• _Task goal_
Print out every record exactly as it appears.

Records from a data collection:
================
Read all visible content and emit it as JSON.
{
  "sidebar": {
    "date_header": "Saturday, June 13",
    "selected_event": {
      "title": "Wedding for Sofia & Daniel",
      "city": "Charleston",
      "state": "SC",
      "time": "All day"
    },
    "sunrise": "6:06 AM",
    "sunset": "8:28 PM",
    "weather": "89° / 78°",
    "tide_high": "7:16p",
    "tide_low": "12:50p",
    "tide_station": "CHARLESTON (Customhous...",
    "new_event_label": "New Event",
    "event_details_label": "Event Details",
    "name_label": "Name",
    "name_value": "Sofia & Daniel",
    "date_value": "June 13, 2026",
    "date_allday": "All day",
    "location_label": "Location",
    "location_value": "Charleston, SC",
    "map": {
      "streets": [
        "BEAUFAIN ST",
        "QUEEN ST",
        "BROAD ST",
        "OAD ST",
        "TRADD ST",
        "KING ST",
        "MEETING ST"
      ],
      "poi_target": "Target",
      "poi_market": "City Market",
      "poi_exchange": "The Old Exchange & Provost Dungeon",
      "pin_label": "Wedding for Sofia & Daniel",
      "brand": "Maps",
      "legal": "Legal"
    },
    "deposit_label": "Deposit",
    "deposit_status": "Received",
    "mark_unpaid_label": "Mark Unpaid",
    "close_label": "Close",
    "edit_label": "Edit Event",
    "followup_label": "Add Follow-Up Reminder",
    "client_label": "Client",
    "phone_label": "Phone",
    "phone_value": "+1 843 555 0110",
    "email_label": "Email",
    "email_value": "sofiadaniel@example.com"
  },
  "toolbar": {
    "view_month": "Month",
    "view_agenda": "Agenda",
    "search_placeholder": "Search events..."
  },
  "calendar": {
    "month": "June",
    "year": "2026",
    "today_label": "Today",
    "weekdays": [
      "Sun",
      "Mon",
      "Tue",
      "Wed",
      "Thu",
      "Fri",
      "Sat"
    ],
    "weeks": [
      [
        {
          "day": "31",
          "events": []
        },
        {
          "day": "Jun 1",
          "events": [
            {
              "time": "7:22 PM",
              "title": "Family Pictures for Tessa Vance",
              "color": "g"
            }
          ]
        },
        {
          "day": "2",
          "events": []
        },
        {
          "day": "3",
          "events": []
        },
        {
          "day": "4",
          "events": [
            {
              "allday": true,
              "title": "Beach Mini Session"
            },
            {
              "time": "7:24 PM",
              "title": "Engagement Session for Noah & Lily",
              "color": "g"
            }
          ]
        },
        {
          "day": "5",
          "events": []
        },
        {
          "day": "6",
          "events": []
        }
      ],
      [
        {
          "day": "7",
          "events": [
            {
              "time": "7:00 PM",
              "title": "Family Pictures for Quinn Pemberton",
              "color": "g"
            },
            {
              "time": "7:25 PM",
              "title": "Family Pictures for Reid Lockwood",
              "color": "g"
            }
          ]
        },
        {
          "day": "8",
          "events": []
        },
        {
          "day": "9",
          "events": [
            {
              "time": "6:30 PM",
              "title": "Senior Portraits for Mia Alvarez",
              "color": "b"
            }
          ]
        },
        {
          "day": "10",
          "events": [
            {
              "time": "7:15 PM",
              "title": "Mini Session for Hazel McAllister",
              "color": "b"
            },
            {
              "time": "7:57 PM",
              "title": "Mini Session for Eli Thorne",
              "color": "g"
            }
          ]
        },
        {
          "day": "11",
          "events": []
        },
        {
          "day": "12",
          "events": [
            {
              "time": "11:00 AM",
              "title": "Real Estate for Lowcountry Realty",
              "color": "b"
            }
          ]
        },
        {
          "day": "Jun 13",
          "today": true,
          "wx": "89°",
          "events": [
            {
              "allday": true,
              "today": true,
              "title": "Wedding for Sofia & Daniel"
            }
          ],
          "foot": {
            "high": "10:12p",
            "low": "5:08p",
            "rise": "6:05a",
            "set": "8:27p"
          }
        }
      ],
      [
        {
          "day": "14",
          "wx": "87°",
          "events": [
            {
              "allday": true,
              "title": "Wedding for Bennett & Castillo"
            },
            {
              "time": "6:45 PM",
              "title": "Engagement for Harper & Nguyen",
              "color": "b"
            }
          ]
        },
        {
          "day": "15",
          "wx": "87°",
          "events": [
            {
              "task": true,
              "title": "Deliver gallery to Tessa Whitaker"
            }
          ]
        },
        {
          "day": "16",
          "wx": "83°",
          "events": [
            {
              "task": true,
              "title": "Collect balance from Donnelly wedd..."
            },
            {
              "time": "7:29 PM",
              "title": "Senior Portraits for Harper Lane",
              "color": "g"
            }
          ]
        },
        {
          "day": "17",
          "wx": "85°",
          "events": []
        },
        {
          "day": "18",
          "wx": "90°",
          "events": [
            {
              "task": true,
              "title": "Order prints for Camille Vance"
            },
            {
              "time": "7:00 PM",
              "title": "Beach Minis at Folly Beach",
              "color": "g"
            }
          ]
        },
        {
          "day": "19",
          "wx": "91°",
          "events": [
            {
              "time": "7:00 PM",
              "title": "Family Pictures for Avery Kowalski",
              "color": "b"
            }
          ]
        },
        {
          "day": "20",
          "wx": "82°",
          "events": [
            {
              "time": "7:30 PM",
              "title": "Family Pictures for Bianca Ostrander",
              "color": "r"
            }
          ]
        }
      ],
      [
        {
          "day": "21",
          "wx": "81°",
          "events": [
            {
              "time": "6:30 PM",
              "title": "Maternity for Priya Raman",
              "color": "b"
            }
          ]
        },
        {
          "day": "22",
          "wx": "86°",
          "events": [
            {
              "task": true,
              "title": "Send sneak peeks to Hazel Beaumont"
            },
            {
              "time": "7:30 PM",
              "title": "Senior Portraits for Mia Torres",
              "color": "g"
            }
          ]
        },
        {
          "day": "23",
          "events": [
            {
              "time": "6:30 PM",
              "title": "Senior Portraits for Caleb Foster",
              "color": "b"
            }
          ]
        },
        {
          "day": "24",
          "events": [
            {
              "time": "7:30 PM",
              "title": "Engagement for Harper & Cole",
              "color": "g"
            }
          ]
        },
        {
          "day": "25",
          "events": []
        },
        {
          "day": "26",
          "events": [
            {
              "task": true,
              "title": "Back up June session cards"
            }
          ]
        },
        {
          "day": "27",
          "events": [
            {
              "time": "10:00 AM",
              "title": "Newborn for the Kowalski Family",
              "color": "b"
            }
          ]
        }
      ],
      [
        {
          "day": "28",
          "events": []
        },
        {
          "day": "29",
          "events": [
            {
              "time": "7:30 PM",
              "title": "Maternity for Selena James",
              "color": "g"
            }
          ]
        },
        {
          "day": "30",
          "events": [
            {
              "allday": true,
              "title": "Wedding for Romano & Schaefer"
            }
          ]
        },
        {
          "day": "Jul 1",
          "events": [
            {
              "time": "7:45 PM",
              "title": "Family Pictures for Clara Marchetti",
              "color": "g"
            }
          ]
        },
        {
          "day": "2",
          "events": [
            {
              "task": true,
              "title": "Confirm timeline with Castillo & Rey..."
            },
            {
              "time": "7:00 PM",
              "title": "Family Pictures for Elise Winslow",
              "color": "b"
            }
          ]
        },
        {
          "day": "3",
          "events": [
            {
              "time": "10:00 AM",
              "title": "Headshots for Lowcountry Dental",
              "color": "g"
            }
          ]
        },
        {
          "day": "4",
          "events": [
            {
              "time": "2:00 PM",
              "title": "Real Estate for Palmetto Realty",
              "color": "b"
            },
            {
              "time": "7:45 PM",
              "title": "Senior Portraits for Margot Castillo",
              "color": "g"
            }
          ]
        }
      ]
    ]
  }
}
================
• _Solved problem_
Read all visible content and emit it as JSON.
{
  "sidebar": {
    "date_header": "Saturday, June 13",
    "selected_event": {
      "title": "Wedding for Sofia & Daniel",
      "city": "Charleston",
      "state": "SC",
      "time": "All day"
    },
    "sunrise": "6:06 AM",
    "sunset": "8:28 PM",
    "weather": "89° / 78°",
    "tide_high": "7:16p",
    "tide_low": "12:50p",
    "tide_station": "CHARLESTON (Customhous...",
    "new_event_label": "New Event",
    "event_details_label": "Event Details",
    "name_label": "Name",
    "name_value": "Sofia & Daniel",
    "date_value": "June 13, 2026",
    "date_allday": "All day",
    "location_label": "Location",
    "location_value": "Charleston, SC",
    "map": {
      "streets": [
        "BEAUFAIN ST",
        "QUEEN ST",
        "BROAD ST",
        "OAD ST",
        "TRADD ST",
        "KING ST",
        "MEETING ST"
      ],
      "poi_target": "Target",
      "poi_market": "City Market",
      "poi_exchange": "The Old Exchange & Provost Dungeon",
      "pin_label": "Wedding for Sofia & Daniel",
      "brand": "Maps",
      "legal": "Legal"
    },
    "deposit_label": "Deposit",
    "deposit_status": "Received",
    "mark_unpaid_label": "Mark Unpaid",
    "close_label": "Close",
    "edit_label": "Edit Event",
    "followup_label": "Add Follow-Up Reminder",
    "client_label": "Client",
    "phone_label": "Phone",
    "phone_value": "+1 843 555 0110",
    "email_label": "Email",
    "email_value": "sofiadaniel@example.com"
  },
  "toolbar": {
    "view_month": "Month",
    "view_agenda": "Agenda",
    "search_placeholder": "Search events..."
  },
  "calendar": {
    "month": "June",
    "year": "2026",
    "today_label": "Today",
    "weekdays": [
      "Sun",
      "Mon",
      "Tue",
      "Wed",
      "Thu",
      "Fri",
      "Sat"
    ],
    "weeks": [
      [
        {
          "day": "31",
          "events": []
        },
        {
          "day": "Jun 1",
          "events": [
            {
              "time": "7:22 PM",
              "title": "Family Pictures for Tessa Vance",
              "color": "g"
            }
          ]
        },
        {
          "day": "2",
          "events": []
        },
        {
          "day": "3",
          "events": []
        },
        {
          "day": "4",
          "events": [
            {
              "allday": true,
              "title": "Beach Mini Session"
            },
            {
              "time": "7:24 PM",
              "title": "Engagement Session for Noah & Lily",
              "color": "g"
            }
          ]
        },
        {
          "day": "5",
          "events": []
        },
        {
          "day": "6",
          "events": []
        }
      ],
      [
        {
          "day": "7",
          "events": [
            {
              "time": "7:00 PM",
              "title": "Family Pictures for Quinn Pemberton",
              "color": "g"
            },
            {
              "time": "7:25 PM",
              "title": "Family Pictures for Reid Lockwood",
              "color": "g"
            }
          ]
        },
        {
          "day": "8",
          "events": []
        },
        {
          "day": "9",
          "events": [
            {
              "time": "6:30 PM",
              "title": "Senior Portraits for Mia Alvarez",
              "color": "b"
            }
          ]
        },
        {
          "day": "10",
          "events": [
            {
              "time": "7:15 PM",
              "title": "Mini Session for Hazel McAllister",
              "color": "b"
            },
            {
              "time": "7:57 PM",
              "title": "Mini Session for Eli Thorne",
              "color": "g"
            }
          ]
        },
        {
          "day": "11",
          "events": []
        },
        {
          "day": "12",
          "events": [
            {
              "time": "11:00 AM",
              "title": "Real Estate for Lowcountry Realty",
              "color": "b"
            }
          ]
        },
        {
          "day": "Jun 13",
          "today": true,
          "wx": "89°",
          "events": [
            {
              "allday": true,
              "today": true,
              "title": "Wedding for Sofia & Daniel"
            }
          ],
          "foot": {
            "high": "10:12p",
            "low": "5:08p",
            "rise": "6:05a",
            "set": "8:27p"
          }
        }
      ],
      [
        {
          "day": "14",
          "wx": "87°",
          "events": [
            {
              "allday": true,
              "title": "Wedding for Bennett & Castillo"
            },
            {
              "time": "6:45 PM",
              "title": "Engagement for Harper & Nguyen",
              "color": "b"
            }
          ]
        },
        {
          "day": "15",
          "wx": "87°",
          "events": [
            {
              "task": true,
              "title": "Deliver gallery to Tessa Whitaker"
            }
          ]
        },
        {
          "day": "16",
          "wx": "83°",
          "events": [
            {
              "task": true,
              "title": "Collect balance from Donnelly wedd..."
            },
            {
              "time": "7:29 PM",
              "title": "Senior Portraits for Harper Lane",
              "color": "g"
            }
          ]
        },
        {
          "day": "17",
          "wx": "85°",
          "events": []
        },
        {
          "day": "18",
          "wx": "90°",
          "events": [
            {
              "task": true,
              "title": "Order prints for Camille Vance"
            },
            {
              "time": "7:00 PM",
              "title": "Beach Minis at Folly Beach",
              "color": "g"
            }
          ]
        },
        {
          "day": "19",
          "wx": "91°",
          "events": [
            {
              "time": "7:00 PM",
              "title": "Family Pictures for Avery Kowalski",
              "color": "b"
            }
          ]
        },
        {
          "day": "20",
          "wx": "82°",
          "events": [
            {
              "time": "7:30 PM",
              "title": "Family Pictures for Bianca Ostrander",
              "color": "r"
            }
          ]
        }
      ],
      [
        {
          "day": "21",
          "wx": "81°",
          "events": [
            {
              "time": "6:30 PM",
              "title": "Maternity for Priya Raman",
              "color": "b"
            }
          ]
        },
        {
          "day": "22",
          "wx": "86°",
          "events": [
            {
              "task": true,
              "title": "Send sneak peeks to Hazel Beaumont"
            },
            {
              "time": "7:30 PM",
              "title": "Senior Portraits for Mia Torres",
              "color": "g"
            }
          ]
        },
        {
          "day": "23",
          "events": [
            {
              "time": "6:30 PM",
              "title": "Senior Portraits for Caleb Foster",
              "color": "b"
            }
          ]
        },
        {
          "day": "24",
          "events": [
            {
              "time": "7:30 PM",
              "title": "Engagement for Harper & Cole",
              "color": "g"
            }
          ]
        },
        {
          "day": "25",
          "events": []
        },
        {
          "day": "26",
          "events": [
            {
              "task": true,
              "title": "Back up June session cards"
            }
          ]
        },
        {
          "day": "27",
          "events": [
            {
              "time": "10:00 AM",
              "title": "Newborn for the Kowalski Family",
              "color": "b"
            }
          ]
        }
      ],
      [
        {
          "day": "28",
          "events": []
        },
        {
          "day": "29",
          "events": [
            {
              "time": "7:30 PM",
              "title": "Maternity for Selena James",
              "color": "g"
            }
          ]
        },
        {
          "day": "30",
          "events": [
            {
              "allday": true,
              "title": "Wedding for Romano & Schaefer"
            }
          ]
        },
        {
          "day": "Jul 1",
          "events": [
            {
              "time": "7:45 PM",
              "title": "Family Pictures for Clara Marchetti",
              "color": "g"
            }
          ]
        },
        {
          "day": "2",
          "events": [
            {
              "task": true,
              "title": "Confirm timeline with Castillo & Rey..."
            },
            {
              "time": "7:00 PM",
              "title": "Family Pictures for Elise Winslow",
              "color": "b"
            }
          ]
        },
        {
          "day": "3",
          "events": [
            {
              "time": "10:00 AM",
              "title": "Headshots for Lowcountry Dental",
              "color": "g"
            }
          ]
        },
        {
          "day": "4",
          "events": [
            {
              "time": "2:00 PM",
              "title": "Real Estate for Palmetto Realty",
              "color": "b"
            },
            {
              "time": "7:45 PM",
              "title": "Senior Portraits for Margot Castillo",
              "color": "g"
            }
          ]
        }
      ]
    ]
  }
}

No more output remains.